_Task_.
Find each line in the following listing that has the string "velocity", then state the count and nothing else.

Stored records
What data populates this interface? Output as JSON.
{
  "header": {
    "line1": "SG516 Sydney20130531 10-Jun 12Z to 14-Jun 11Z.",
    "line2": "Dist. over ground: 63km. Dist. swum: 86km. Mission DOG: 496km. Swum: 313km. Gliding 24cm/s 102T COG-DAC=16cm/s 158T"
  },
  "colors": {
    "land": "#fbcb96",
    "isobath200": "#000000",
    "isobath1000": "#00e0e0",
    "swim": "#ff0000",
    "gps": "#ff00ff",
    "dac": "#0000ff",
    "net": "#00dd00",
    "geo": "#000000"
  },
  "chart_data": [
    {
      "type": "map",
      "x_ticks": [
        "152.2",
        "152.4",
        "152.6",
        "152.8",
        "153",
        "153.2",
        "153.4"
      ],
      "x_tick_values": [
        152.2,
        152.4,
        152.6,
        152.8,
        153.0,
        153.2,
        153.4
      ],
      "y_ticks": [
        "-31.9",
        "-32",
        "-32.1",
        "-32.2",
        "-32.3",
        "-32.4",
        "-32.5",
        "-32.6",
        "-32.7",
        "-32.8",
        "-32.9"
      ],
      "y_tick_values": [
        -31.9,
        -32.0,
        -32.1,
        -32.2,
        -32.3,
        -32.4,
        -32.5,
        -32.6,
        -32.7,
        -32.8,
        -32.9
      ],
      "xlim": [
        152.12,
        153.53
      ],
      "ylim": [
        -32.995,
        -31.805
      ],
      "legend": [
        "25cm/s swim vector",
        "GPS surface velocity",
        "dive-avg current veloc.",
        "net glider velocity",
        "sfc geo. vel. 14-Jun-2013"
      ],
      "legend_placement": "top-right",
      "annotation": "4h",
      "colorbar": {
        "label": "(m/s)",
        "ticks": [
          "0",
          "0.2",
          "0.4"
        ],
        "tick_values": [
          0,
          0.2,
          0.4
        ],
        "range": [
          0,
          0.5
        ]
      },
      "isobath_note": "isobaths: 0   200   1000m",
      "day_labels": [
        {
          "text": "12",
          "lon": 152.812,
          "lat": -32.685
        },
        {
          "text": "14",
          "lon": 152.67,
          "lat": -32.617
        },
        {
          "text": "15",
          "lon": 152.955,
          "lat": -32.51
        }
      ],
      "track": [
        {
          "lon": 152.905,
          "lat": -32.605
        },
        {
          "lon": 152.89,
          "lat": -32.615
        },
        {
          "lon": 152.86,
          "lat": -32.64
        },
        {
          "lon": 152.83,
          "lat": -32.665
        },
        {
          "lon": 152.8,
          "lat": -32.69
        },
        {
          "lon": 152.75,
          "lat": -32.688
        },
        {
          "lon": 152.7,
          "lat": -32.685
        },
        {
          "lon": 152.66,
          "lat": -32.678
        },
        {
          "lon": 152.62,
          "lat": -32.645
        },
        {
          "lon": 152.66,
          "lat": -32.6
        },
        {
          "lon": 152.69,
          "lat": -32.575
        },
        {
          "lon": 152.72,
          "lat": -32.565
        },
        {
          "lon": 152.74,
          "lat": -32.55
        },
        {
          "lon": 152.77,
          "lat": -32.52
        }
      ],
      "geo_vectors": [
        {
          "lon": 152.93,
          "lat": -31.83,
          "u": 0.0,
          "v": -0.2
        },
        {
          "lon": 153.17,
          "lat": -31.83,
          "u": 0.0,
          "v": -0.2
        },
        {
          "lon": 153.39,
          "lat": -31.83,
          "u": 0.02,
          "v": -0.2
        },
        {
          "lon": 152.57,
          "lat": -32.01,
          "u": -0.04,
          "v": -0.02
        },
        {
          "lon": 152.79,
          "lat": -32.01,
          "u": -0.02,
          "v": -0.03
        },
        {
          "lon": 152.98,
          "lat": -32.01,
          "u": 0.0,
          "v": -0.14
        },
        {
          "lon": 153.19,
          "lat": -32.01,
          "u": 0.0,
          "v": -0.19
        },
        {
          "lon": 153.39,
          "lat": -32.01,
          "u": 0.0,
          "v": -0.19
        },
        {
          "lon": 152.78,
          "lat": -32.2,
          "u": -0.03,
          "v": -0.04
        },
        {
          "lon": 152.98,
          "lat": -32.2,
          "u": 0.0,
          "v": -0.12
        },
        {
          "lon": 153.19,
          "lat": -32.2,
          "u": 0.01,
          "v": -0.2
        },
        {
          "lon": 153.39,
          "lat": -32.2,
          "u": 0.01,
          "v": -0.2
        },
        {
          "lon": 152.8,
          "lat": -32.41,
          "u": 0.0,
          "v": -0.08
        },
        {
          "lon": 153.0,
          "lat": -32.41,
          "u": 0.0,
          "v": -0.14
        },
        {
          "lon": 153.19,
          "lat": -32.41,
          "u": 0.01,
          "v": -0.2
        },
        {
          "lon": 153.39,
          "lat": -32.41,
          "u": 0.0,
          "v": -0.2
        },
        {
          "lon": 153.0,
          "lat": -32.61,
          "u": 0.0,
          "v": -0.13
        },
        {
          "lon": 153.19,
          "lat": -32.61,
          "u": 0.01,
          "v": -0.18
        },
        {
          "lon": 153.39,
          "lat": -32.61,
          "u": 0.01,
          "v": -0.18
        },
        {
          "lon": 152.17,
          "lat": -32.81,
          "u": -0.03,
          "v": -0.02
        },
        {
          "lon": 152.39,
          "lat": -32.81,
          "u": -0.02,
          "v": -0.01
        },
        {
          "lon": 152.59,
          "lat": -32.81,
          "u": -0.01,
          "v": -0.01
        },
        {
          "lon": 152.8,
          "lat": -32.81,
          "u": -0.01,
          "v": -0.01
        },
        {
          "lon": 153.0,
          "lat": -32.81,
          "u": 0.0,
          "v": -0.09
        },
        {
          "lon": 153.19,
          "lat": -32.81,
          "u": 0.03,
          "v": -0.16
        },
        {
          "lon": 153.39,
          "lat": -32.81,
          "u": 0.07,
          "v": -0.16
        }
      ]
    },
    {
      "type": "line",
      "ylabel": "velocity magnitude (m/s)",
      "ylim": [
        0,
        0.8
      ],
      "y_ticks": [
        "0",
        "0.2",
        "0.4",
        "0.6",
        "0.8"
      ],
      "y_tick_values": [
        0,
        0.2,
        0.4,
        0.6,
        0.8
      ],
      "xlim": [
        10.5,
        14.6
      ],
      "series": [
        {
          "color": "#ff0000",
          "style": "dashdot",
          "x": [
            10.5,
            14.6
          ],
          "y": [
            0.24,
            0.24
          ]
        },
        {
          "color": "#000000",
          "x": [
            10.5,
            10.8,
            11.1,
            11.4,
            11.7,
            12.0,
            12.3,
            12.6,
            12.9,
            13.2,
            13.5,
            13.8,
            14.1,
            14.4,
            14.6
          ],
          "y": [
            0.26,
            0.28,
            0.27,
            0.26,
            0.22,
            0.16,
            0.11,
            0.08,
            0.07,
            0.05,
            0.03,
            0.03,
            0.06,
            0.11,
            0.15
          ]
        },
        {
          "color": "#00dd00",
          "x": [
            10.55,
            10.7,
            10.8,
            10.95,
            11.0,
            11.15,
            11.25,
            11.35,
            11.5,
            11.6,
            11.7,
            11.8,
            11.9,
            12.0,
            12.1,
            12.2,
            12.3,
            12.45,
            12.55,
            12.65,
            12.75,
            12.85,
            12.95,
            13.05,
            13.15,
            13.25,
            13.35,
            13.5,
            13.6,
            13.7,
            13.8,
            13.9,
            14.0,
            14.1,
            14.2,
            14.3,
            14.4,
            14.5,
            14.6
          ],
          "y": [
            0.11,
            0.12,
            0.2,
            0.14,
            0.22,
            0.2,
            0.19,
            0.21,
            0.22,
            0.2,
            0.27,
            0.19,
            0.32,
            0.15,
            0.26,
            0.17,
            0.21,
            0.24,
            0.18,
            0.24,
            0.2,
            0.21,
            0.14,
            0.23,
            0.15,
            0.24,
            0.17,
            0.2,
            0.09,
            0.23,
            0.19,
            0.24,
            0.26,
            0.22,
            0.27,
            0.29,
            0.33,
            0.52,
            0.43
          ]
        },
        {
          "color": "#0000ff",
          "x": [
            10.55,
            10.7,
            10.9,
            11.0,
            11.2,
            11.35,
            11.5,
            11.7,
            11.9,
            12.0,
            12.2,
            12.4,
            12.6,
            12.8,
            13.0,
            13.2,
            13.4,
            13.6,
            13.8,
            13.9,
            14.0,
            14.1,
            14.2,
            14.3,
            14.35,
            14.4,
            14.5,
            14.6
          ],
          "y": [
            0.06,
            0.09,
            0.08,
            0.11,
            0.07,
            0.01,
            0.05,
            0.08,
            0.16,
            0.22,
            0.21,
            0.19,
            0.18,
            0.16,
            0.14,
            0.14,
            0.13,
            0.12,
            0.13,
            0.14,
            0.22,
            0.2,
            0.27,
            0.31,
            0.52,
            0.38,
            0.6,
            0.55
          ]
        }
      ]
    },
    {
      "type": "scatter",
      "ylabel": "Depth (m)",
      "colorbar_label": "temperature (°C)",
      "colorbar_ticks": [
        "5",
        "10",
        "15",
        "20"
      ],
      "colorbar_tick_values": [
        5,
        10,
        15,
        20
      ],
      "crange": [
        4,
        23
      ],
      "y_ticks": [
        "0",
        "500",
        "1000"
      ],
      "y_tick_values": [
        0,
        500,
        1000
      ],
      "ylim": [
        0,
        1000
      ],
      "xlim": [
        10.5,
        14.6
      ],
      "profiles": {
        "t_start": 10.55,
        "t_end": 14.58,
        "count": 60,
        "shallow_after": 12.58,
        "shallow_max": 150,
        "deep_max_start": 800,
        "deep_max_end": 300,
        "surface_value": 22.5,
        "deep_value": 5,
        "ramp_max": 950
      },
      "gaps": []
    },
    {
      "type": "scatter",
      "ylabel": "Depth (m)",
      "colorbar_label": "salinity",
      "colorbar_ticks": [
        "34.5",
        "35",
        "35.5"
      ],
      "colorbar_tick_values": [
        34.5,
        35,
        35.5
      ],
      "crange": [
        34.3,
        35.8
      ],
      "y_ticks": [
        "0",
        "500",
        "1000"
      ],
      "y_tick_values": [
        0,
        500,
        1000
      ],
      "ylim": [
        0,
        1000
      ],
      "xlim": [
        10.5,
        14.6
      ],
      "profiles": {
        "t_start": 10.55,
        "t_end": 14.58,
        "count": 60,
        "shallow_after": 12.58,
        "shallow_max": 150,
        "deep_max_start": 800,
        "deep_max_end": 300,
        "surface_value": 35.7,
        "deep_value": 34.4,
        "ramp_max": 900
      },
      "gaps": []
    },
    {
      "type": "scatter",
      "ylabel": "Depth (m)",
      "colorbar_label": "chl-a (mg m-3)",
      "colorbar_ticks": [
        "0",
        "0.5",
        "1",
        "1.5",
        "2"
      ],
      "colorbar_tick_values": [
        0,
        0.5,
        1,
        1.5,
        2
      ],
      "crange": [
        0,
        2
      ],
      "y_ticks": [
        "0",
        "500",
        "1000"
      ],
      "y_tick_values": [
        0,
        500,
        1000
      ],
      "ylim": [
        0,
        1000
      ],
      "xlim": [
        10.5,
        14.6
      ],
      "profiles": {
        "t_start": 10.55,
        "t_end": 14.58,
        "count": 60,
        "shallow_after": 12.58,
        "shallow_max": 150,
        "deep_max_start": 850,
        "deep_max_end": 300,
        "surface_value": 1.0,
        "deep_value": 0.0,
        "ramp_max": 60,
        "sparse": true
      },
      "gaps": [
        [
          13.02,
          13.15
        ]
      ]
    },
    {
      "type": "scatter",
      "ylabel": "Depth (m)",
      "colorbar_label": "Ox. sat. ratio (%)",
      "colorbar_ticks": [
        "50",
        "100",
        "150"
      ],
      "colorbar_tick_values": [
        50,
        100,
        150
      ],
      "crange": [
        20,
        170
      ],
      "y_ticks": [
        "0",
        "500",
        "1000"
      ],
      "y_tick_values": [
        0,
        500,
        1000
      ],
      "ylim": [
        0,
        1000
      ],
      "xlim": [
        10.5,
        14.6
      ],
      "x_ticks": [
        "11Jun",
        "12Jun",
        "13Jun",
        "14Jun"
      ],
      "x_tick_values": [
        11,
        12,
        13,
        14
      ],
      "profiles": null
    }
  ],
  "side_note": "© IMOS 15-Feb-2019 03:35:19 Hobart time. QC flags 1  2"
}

_Output_.
3